Recorded data:
* begin *

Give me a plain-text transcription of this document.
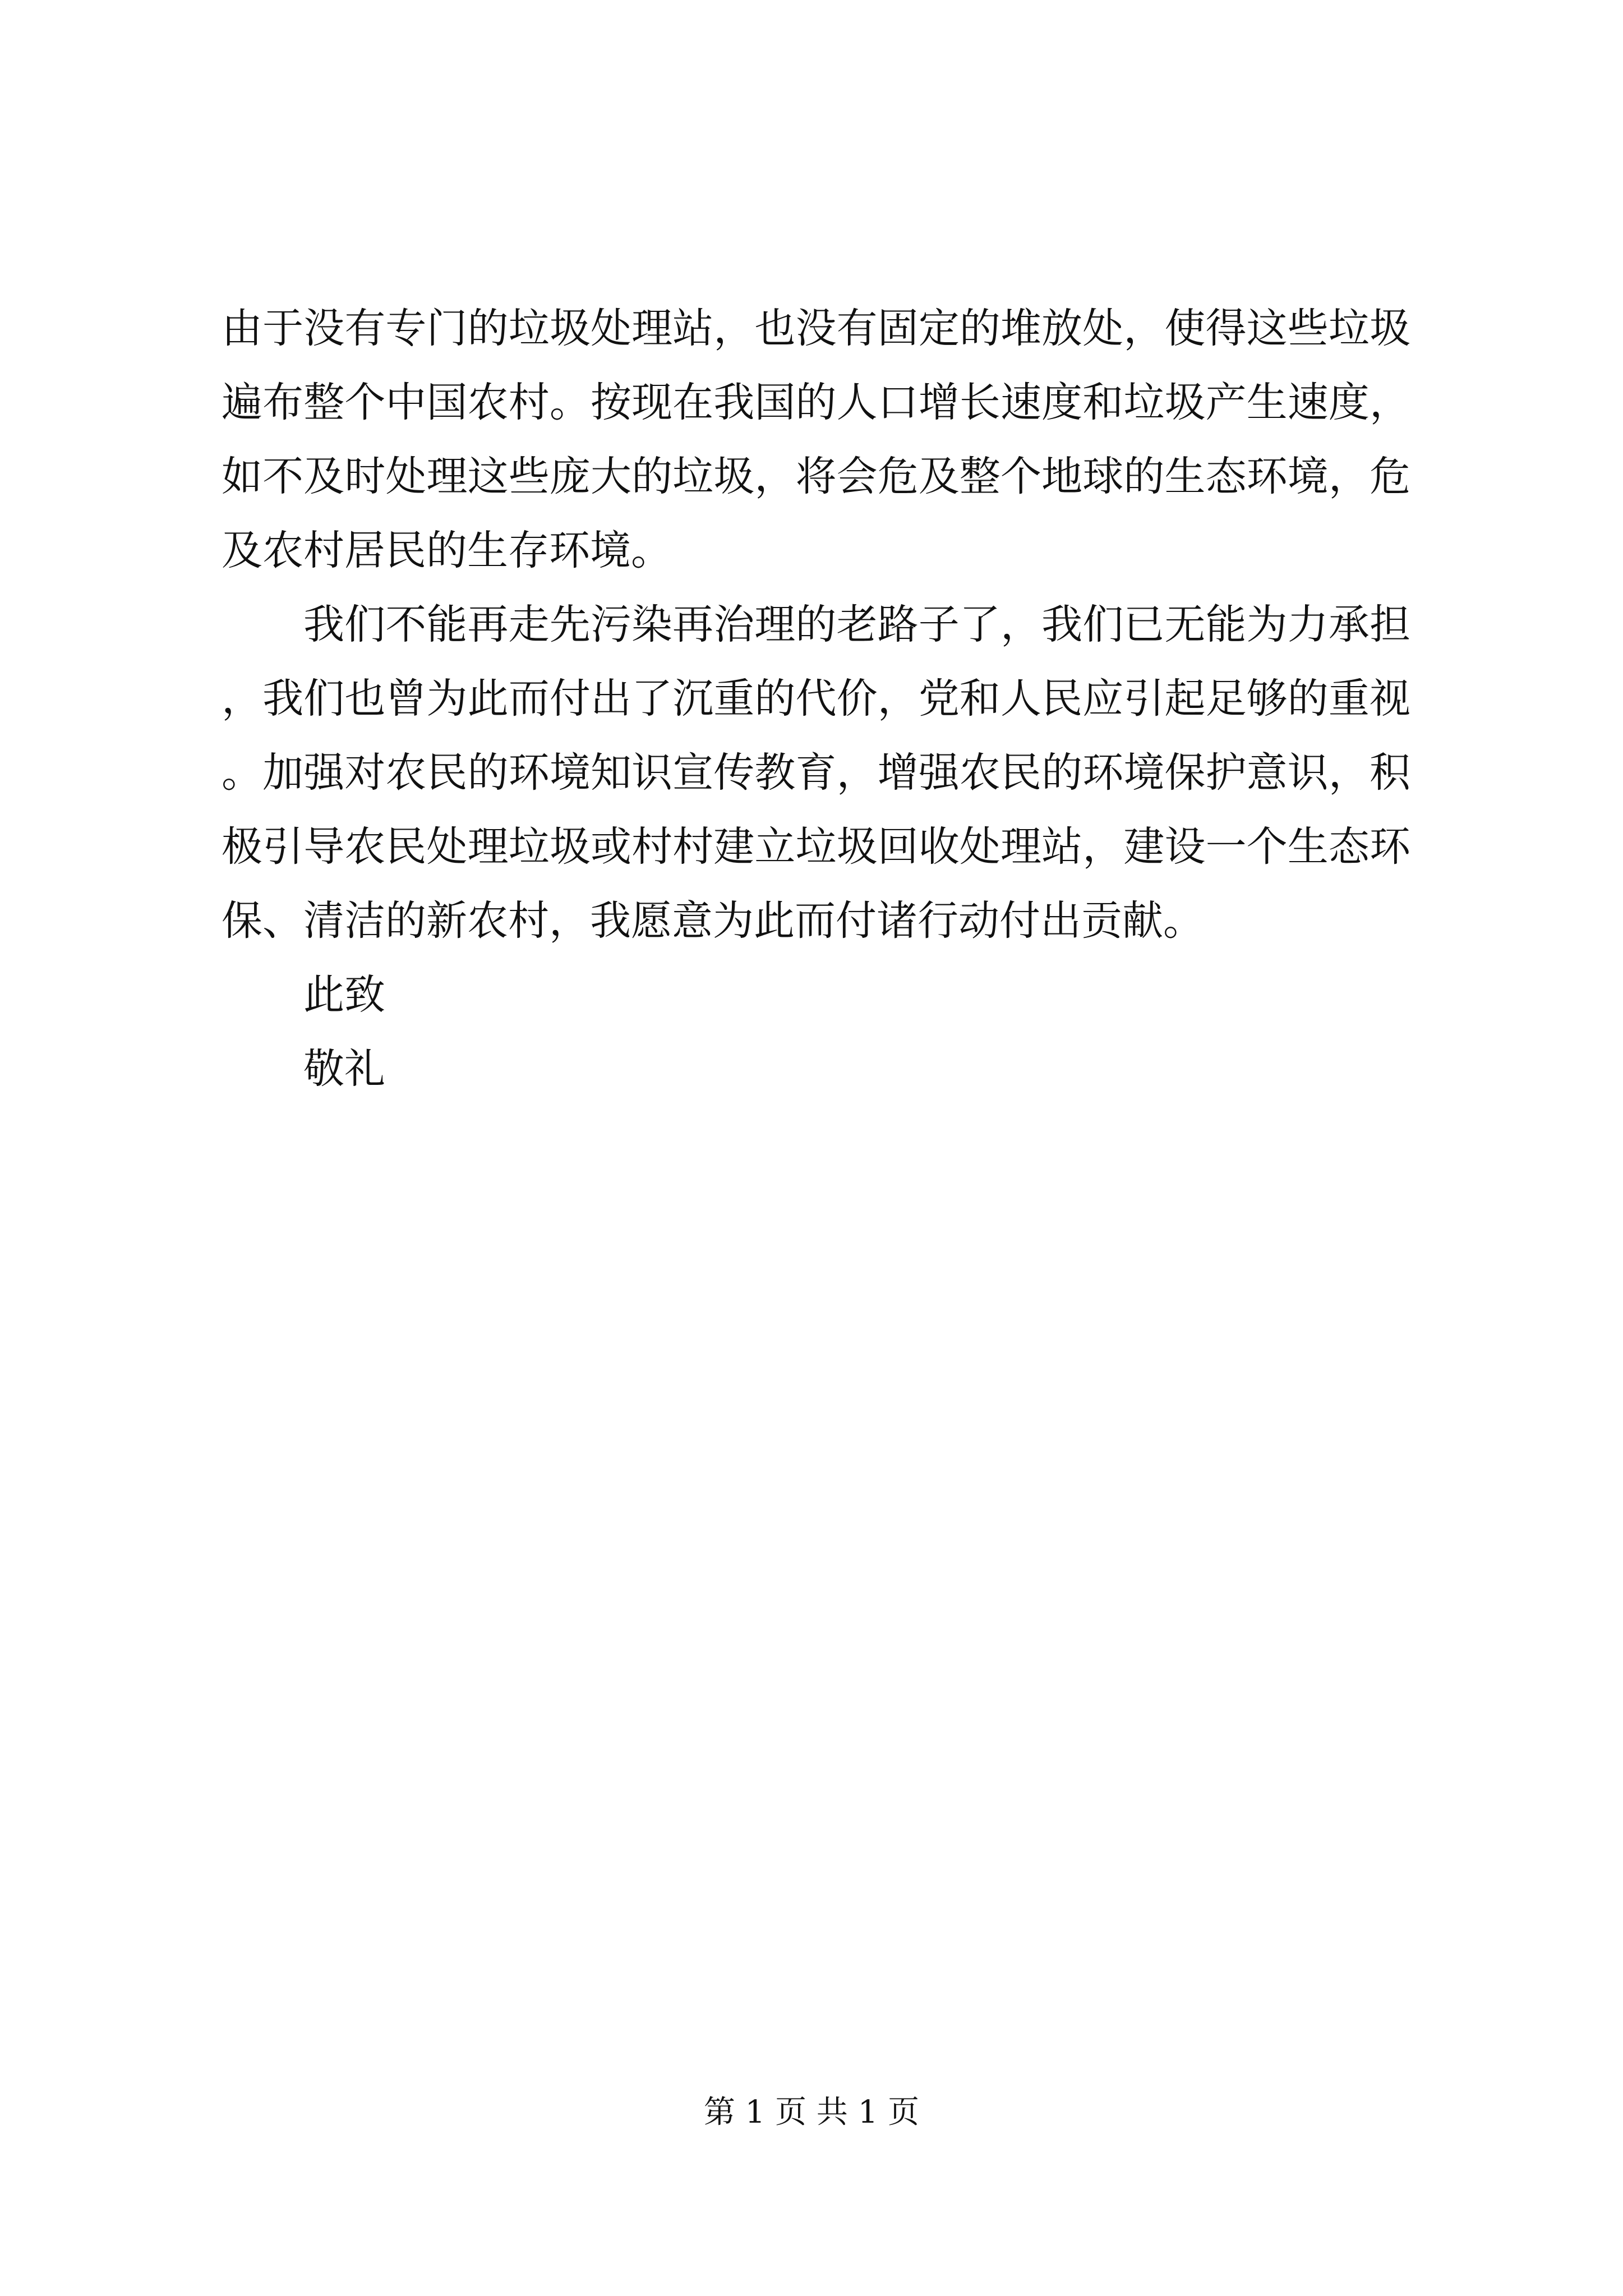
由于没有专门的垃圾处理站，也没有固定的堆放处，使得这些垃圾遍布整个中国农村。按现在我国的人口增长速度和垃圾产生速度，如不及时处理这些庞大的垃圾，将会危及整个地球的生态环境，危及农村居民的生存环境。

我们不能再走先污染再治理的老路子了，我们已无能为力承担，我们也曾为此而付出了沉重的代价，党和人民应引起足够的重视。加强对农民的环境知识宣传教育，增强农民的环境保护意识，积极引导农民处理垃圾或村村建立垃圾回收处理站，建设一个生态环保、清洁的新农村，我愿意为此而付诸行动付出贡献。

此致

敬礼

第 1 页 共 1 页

* end *

Drop the images and quote the entries word for word.

Give me a plain-text transcription of this document.
由于没有专门的垃圾处理站，也没有固定的堆放处，使得这些垃圾遍布整个中国农村。按现在我国的人口增长速度和垃圾产生速度，如不及时处理这些庞大的垃圾，将会危及整个地球的生态环境，危及农村居民的生存环境。

我们不能再走先污染再治理的老路子了，我们已无能为力承担，我们也曾为此而付出了沉重的代价，党和人民应引起足够的重视。加强对农民的环境知识宣传教育，增强农民的环境保护意识，积极引导农民处理垃圾或村村建立垃圾回收处理站，建设一个生态环保、清洁的新农村，我愿意为此而付诸行动付出贡献。

此致

敬礼

第 1 页 共 1 页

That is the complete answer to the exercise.